Input
-.-.-

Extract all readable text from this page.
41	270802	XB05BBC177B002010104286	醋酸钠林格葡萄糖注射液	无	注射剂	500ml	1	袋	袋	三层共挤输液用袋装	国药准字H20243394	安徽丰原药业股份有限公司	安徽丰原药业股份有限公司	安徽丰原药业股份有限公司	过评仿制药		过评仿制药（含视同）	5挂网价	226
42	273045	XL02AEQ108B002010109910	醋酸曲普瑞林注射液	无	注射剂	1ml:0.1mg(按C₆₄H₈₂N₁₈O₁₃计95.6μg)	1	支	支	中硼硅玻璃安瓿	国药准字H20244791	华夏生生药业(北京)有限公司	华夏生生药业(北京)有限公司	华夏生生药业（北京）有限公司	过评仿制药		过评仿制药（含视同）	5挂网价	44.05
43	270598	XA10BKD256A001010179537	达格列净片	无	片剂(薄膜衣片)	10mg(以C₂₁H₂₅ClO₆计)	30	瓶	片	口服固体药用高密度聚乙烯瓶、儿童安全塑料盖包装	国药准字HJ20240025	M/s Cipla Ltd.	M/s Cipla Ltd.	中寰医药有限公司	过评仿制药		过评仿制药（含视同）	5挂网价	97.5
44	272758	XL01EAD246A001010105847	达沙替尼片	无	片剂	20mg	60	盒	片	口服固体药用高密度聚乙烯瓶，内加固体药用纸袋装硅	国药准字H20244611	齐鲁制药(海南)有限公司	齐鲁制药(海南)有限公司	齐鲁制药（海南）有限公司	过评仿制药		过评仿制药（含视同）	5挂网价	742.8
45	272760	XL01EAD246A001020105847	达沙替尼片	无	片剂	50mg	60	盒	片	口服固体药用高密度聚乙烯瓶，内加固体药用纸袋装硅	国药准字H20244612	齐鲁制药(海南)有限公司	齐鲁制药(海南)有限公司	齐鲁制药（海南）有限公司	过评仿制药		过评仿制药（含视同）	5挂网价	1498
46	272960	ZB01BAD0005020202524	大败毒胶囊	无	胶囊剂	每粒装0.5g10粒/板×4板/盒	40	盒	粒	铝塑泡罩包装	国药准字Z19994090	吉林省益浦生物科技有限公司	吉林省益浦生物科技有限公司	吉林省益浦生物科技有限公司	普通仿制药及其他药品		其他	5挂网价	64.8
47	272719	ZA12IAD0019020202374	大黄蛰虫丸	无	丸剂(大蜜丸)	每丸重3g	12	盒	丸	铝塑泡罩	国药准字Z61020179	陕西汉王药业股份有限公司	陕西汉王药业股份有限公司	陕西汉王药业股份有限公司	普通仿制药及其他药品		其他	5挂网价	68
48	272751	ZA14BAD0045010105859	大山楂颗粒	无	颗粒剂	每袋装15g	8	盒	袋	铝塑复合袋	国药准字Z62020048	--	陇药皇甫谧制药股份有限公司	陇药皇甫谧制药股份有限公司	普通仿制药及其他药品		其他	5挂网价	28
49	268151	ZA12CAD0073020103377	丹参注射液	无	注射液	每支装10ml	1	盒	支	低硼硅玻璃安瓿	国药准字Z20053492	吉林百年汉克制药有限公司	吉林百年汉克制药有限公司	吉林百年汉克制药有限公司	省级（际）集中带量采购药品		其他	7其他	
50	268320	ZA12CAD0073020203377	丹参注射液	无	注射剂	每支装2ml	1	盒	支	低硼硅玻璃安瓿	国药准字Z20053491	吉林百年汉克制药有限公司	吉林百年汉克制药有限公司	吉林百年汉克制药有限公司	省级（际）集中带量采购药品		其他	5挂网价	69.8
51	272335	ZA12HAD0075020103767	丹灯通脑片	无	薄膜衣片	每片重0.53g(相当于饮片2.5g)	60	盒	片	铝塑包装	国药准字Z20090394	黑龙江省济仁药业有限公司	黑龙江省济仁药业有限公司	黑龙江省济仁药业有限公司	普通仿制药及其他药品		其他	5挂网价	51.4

-.-.-

Challenge
Output all of the data again. Match it exactly.

Exercise answer
Extract all readable text from this page.
41	270802	XB05BBC177B002010104286	醋酸钠林格葡萄糖注射液	无	注射剂	500ml	1	袋	袋	三层共挤输液用袋装	国药准字H20243394	安徽丰原药业股份有限公司	安徽丰原药业股份有限公司	安徽丰原药业股份有限公司	过评仿制药		过评仿制药（含视同）	5挂网价	226
42	273045	XL02AEQ108B002010109910	醋酸曲普瑞林注射液	无	注射剂	1ml:0.1mg(按C₆₄H₈₂N₁₈O₁₃计95.6μg)	1	支	支	中硼硅玻璃安瓿	国药准字H20244791	华夏生生药业(北京)有限公司	华夏生生药业(北京)有限公司	华夏生生药业（北京）有限公司	过评仿制药		过评仿制药（含视同）	5挂网价	44.05
43	270598	XA10BKD256A001010179537	达格列净片	无	片剂(薄膜衣片)	10mg(以C₂₁H₂₅ClO₆计)	30	瓶	片	口服固体药用高密度聚乙烯瓶、儿童安全塑料盖包装	国药准字HJ20240025	M/s Cipla Ltd.	M/s Cipla Ltd.	中寰医药有限公司	过评仿制药		过评仿制药（含视同）	5挂网价	97.5
44	272758	XL01EAD246A001010105847	达沙替尼片	无	片剂	20mg	60	盒	片	口服固体药用高密度聚乙烯瓶，内加固体药用纸袋装硅	国药准字H20244611	齐鲁制药(海南)有限公司	齐鲁制药(海南)有限公司	齐鲁制药（海南）有限公司	过评仿制药		过评仿制药（含视同）	5挂网价	742.8
45	272760	XL01EAD246A001020105847	达沙替尼片	无	片剂	50mg	60	盒	片	口服固体药用高密度聚乙烯瓶，内加固体药用纸袋装硅	国药准字H20244612	齐鲁制药(海南)有限公司	齐鲁制药(海南)有限公司	齐鲁制药（海南）有限公司	过评仿制药		过评仿制药（含视同）	5挂网价	1498
46	272960	ZB01BAD0005020202524	大败毒胶囊	无	胶囊剂	每粒装0.5g10粒/板×4板/盒	40	盒	粒	铝塑泡罩包装	国药准字Z19994090	吉林省益浦生物科技有限公司	吉林省益浦生物科技有限公司	吉林省益浦生物科技有限公司	普通仿制药及其他药品		其他	5挂网价	64.8
47	272719	ZA12IAD0019020202374	大黄蛰虫丸	无	丸剂(大蜜丸)	每丸重3g	12	盒	丸	铝塑泡罩	国药准字Z61020179	陕西汉王药业股份有限公司	陕西汉王药业股份有限公司	陕西汉王药业股份有限公司	普通仿制药及其他药品		其他	5挂网价	68
48	272751	ZA14BAD0045010105859	大山楂颗粒	无	颗粒剂	每袋装15g	8	盒	袋	铝塑复合袋	国药准字Z62020048	--	陇药皇甫谧制药股份有限公司	陇药皇甫谧制药股份有限公司	普通仿制药及其他药品		其他	5挂网价	28
49	268151	ZA12CAD0073020103377	丹参注射液	无	注射液	每支装10ml	1	盒	支	低硼硅玻璃安瓿	国药准字Z20053492	吉林百年汉克制药有限公司	吉林百年汉克制药有限公司	吉林百年汉克制药有限公司	省级（际）集中带量采购药品		其他	7其他	
50	268320	ZA12CAD0073020203377	丹参注射液	无	注射剂	每支装2ml	1	盒	支	低硼硅玻璃安瓿	国药准字Z20053491	吉林百年汉克制药有限公司	吉林百年汉克制药有限公司	吉林百年汉克制药有限公司	省级（际）集中带量采购药品		其他	5挂网价	69.8
51	272335	ZA12HAD0075020103767	丹灯通脑片	无	薄膜衣片	每片重0.53g(相当于饮片2.5g)	60	盒	片	铝塑包装	国药准字Z20090394	黑龙江省济仁药业有限公司	黑龙江省济仁药业有限公司	黑龙江省济仁药业有限公司	普通仿制药及其他药品		其他	5挂网价	51.4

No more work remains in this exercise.